#### Written task:
What follows is a block of records; reproduce all of it verbatim.

#### Material:
·····
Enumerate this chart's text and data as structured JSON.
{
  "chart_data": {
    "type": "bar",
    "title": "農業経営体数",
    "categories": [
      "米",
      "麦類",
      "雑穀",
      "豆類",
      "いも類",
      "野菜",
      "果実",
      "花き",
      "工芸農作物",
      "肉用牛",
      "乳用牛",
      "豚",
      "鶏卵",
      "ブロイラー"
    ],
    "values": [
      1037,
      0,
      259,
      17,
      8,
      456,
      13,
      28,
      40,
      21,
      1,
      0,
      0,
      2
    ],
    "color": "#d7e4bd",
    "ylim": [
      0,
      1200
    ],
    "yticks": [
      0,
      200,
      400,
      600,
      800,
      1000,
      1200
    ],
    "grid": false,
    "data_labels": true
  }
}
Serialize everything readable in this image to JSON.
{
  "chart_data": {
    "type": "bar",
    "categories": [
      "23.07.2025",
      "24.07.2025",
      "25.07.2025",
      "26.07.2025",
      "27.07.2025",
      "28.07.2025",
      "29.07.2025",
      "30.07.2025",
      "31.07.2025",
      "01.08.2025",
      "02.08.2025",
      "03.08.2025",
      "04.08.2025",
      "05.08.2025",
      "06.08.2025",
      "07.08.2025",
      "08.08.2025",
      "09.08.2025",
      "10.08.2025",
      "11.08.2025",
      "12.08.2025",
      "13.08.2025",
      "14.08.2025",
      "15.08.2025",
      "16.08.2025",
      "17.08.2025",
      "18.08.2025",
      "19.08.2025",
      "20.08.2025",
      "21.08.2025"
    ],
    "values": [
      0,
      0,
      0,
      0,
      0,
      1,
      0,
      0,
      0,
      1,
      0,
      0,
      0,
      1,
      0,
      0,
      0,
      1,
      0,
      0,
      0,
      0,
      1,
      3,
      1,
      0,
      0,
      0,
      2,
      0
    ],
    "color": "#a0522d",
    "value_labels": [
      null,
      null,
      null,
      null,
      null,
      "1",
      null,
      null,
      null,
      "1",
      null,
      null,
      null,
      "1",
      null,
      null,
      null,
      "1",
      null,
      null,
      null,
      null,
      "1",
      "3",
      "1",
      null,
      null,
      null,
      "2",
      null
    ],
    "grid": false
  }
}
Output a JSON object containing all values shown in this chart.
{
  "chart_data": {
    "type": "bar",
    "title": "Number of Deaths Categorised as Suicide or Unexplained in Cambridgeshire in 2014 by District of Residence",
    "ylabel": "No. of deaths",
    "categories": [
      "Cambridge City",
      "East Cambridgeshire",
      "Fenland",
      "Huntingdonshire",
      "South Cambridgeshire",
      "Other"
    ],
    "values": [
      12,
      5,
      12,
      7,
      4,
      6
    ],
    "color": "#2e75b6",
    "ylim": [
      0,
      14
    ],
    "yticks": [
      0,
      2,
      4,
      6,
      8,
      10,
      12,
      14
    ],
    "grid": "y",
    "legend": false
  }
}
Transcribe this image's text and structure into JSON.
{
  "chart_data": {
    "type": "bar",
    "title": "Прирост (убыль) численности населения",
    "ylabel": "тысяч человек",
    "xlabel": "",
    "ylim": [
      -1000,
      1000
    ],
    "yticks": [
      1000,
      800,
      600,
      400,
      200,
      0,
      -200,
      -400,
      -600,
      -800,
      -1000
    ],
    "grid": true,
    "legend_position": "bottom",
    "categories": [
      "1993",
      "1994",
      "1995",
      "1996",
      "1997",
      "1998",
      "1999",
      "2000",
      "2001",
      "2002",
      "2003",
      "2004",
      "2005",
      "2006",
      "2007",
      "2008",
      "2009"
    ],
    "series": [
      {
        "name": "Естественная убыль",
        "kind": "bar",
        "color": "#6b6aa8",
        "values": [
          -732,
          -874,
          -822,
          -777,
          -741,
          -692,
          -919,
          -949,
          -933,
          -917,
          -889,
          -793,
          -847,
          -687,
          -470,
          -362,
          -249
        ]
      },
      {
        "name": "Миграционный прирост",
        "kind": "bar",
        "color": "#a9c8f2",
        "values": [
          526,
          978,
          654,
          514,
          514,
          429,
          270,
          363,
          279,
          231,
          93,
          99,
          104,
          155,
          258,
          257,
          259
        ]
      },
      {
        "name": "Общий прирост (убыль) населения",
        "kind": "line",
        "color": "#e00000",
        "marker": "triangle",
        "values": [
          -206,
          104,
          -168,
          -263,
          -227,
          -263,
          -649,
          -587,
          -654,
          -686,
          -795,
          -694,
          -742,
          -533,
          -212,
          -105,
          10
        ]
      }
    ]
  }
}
·····
#### Response to the task:
Enumerate this chart's text and data as structured JSON.
{
  "chart_data": {
    "type": "bar",
    "title": "農業経営体数",
    "categories": [
      "米",
      "麦類",
      "雑穀",
      "豆類",
      "いも類",
      "野菜",
      "果実",
      "花き",
      "工芸農作物",
      "肉用牛",
      "乳用牛",
      "豚",
      "鶏卵",
      "ブロイラー"
    ],
    "values": [
      1037,
      0,
      259,
      17,
      8,
      456,
      13,
      28,
      40,
      21,
      1,
      0,
      0,
      2
    ],
    "color": "#d7e4bd",
    "ylim": [
      0,
      1200
    ],
    "yticks": [
      0,
      200,
      400,
      600,
      800,
      1000,
      1200
    ],
    "grid": false,
    "data_labels": true
  }
}
Serialize everything readable in this image to JSON.
{
  "chart_data": {
    "type": "bar",
    "categories": [
      "23.07.2025",
      "24.07.2025",
      "25.07.2025",
      "26.07.2025",
      "27.07.2025",
      "28.07.2025",
      "29.07.2025",
      "30.07.2025",
      "31.07.2025",
      "01.08.2025",
      "02.08.2025",
      "03.08.2025",
      "04.08.2025",
      "05.08.2025",
      "06.08.2025",
      "07.08.2025",
      "08.08.2025",
      "09.08.2025",
      "10.08.2025",
      "11.08.2025",
      "12.08.2025",
      "13.08.2025",
      "14.08.2025",
      "15.08.2025",
      "16.08.2025",
      "17.08.2025",
      "18.08.2025",
      "19.08.2025",
      "20.08.2025",
      "21.08.2025"
    ],
    "values": [
      0,
      0,
      0,
      0,
      0,
      1,
      0,
      0,
      0,
      1,
      0,
      0,
      0,
      1,
      0,
      0,
      0,
      1,
      0,
      0,
      0,
      0,
      1,
      3,
      1,
      0,
      0,
      0,
      2,
      0
    ],
    "color": "#a0522d",
    "value_labels": [
      null,
      null,
      null,
      null,
      null,
      "1",
      null,
      null,
      null,
      "1",
      null,
      null,
      null,
      "1",
      null,
      null,
      null,
      "1",
      null,
      null,
      null,
      null,
      "1",
      "3",
      "1",
      null,
      null,
      null,
      "2",
      null
    ],
    "grid": false
  }
}
Output a JSON object containing all values shown in this chart.
{
  "chart_data": {
    "type": "bar",
    "title": "Number of Deaths Categorised as Suicide or Unexplained in Cambridgeshire in 2014 by District of Residence",
    "ylabel": "No. of deaths",
    "categories": [
      "Cambridge City",
      "East Cambridgeshire",
      "Fenland",
      "Huntingdonshire",
      "South Cambridgeshire",
      "Other"
    ],
    "values": [
      12,
      5,
      12,
      7,
      4,
      6
    ],
    "color": "#2e75b6",
    "ylim": [
      0,
      14
    ],
    "yticks": [
      0,
      2,
      4,
      6,
      8,
      10,
      12,
      14
    ],
    "grid": "y",
    "legend": false
  }
}
Transcribe this image's text and structure into JSON.
{
  "chart_data": {
    "type": "bar",
    "title": "Прирост (убыль) численности населения",
    "ylabel": "тысяч человек",
    "xlabel": "",
    "ylim": [
      -1000,
      1000
    ],
    "yticks": [
      1000,
      800,
      600,
      400,
      200,
      0,
      -200,
      -400,
      -600,
      -800,
      -1000
    ],
    "grid": true,
    "legend_position": "bottom",
    "categories": [
      "1993",
      "1994",
      "1995",
      "1996",
      "1997",
      "1998",
      "1999",
      "2000",
      "2001",
      "2002",
      "2003",
      "2004",
      "2005",
      "2006",
      "2007",
      "2008",
      "2009"
    ],
    "series": [
      {
        "name": "Естественная убыль",
        "kind": "bar",
        "color": "#6b6aa8",
        "values": [
          -732,
          -874,
          -822,
          -777,
          -741,
          -692,
          -919,
          -949,
          -933,
          -917,
          -889,
          -793,
          -847,
          -687,
          -470,
          -362,
          -249
        ]
      },
      {
        "name": "Миграционный прирост",
        "kind": "bar",
        "color": "#a9c8f2",
        "values": [
          526,
          978,
          654,
          514,
          514,
          429,
          270,
          363,
          279,
          231,
          93,
          99,
          104,
          155,
          258,
          257,
          259
        ]
      },
      {
        "name": "Общий прирост (убыль) населения",
        "kind": "line",
        "color": "#e00000",
        "marker": "triangle",
        "values": [
          -206,
          104,
          -168,
          -263,
          -227,
          -263,
          -649,
          -587,
          -654,
          -686,
          -795,
          -694,
          -742,
          -533,
          -212,
          -105,
          10
        ]
      }
    ]
  }
}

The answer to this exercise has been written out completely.